── Material to process
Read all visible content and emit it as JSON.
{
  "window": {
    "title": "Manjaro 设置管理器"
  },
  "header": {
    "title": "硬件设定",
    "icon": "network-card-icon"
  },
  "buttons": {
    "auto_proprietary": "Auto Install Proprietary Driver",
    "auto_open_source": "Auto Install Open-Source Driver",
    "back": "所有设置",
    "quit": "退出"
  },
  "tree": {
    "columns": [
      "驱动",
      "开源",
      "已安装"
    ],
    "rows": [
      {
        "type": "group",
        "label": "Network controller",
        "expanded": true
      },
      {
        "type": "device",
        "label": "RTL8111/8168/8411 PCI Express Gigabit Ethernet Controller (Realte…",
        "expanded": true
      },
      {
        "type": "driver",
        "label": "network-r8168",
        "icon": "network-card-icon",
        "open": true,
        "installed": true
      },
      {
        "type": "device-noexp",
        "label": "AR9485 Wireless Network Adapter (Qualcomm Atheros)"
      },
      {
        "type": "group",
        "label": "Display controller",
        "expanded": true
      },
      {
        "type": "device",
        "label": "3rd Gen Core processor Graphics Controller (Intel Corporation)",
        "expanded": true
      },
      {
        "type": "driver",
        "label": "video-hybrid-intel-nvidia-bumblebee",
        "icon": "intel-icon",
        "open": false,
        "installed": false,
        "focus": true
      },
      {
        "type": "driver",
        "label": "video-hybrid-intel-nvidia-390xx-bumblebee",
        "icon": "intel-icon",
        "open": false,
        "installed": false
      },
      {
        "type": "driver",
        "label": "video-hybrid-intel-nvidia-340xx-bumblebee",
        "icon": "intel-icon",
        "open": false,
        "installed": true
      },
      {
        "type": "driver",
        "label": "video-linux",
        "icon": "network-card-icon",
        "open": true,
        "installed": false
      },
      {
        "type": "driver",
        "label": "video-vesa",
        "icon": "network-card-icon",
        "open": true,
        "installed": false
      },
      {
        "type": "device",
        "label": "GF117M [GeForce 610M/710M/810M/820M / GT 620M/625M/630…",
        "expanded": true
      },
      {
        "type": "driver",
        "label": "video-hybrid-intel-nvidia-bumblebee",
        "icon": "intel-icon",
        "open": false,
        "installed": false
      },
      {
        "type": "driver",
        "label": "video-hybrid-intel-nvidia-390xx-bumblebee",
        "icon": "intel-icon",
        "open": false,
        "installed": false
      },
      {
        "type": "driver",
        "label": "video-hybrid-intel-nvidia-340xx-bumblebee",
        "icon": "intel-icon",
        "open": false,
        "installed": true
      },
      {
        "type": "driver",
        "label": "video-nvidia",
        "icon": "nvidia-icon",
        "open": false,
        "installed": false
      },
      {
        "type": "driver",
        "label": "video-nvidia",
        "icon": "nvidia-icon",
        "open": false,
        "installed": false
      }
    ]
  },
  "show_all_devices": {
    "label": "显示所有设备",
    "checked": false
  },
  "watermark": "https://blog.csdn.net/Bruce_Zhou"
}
────
- [Given instruction]: Output the full listing without altering anything.

- [Written response]:
Read all visible content and emit it as JSON.
{
  "window": {
    "title": "Manjaro 设置管理器"
  },
  "header": {
    "title": "硬件设定",
    "icon": "network-card-icon"
  },
  "buttons": {
    "auto_proprietary": "Auto Install Proprietary Driver",
    "auto_open_source": "Auto Install Open-Source Driver",
    "back": "所有设置",
    "quit": "退出"
  },
  "tree": {
    "columns": [
      "驱动",
      "开源",
      "已安装"
    ],
    "rows": [
      {
        "type": "group",
        "label": "Network controller",
        "expanded": true
      },
      {
        "type": "device",
        "label": "RTL8111/8168/8411 PCI Express Gigabit Ethernet Controller (Realte…",
        "expanded": true
      },
      {
        "type": "driver",
        "label": "network-r8168",
        "icon": "network-card-icon",
        "open": true,
        "installed": true
      },
      {
        "type": "device-noexp",
        "label": "AR9485 Wireless Network Adapter (Qualcomm Atheros)"
      },
      {
        "type": "group",
        "label": "Display controller",
        "expanded": true
      },
      {
        "type": "device",
        "label": "3rd Gen Core processor Graphics Controller (Intel Corporation)",
        "expanded": true
      },
      {
        "type": "driver",
        "label": "video-hybrid-intel-nvidia-bumblebee",
        "icon": "intel-icon",
        "open": false,
        "installed": false,
        "focus": true
      },
      {
        "type": "driver",
        "label": "video-hybrid-intel-nvidia-390xx-bumblebee",
        "icon": "intel-icon",
        "open": false,
        "installed": false
      },
      {
        "type": "driver",
        "label": "video-hybrid-intel-nvidia-340xx-bumblebee",
        "icon": "intel-icon",
        "open": false,
        "installed": true
      },
      {
        "type": "driver",
        "label": "video-linux",
        "icon": "network-card-icon",
        "open": true,
        "installed": false
      },
      {
        "type": "driver",
        "label": "video-vesa",
        "icon": "network-card-icon",
        "open": true,
        "installed": false
      },
      {
        "type": "device",
        "label": "GF117M [GeForce 610M/710M/810M/820M / GT 620M/625M/630…",
        "expanded": true
      },
      {
        "type": "driver",
        "label": "video-hybrid-intel-nvidia-bumblebee",
        "icon": "intel-icon",
        "open": false,
        "installed": false
      },
      {
        "type": "driver",
        "label": "video-hybrid-intel-nvidia-390xx-bumblebee",
        "icon": "intel-icon",
        "open": false,
        "installed": false
      },
      {
        "type": "driver",
        "label": "video-hybrid-intel-nvidia-340xx-bumblebee",
        "icon": "intel-icon",
        "open": false,
        "installed": true
      },
      {
        "type": "driver",
        "label": "video-nvidia",
        "icon": "nvidia-icon",
        "open": false,
        "installed": false
      },
      {
        "type": "driver",
        "label": "video-nvidia",
        "icon": "nvidia-icon",
        "open": false,
        "installed": false
      }
    ]
  },
  "show_all_devices": {
    "label": "显示所有设备",
    "checked": false
  },
  "watermark": "https://blog.csdn.net/Bruce_Zhou"
}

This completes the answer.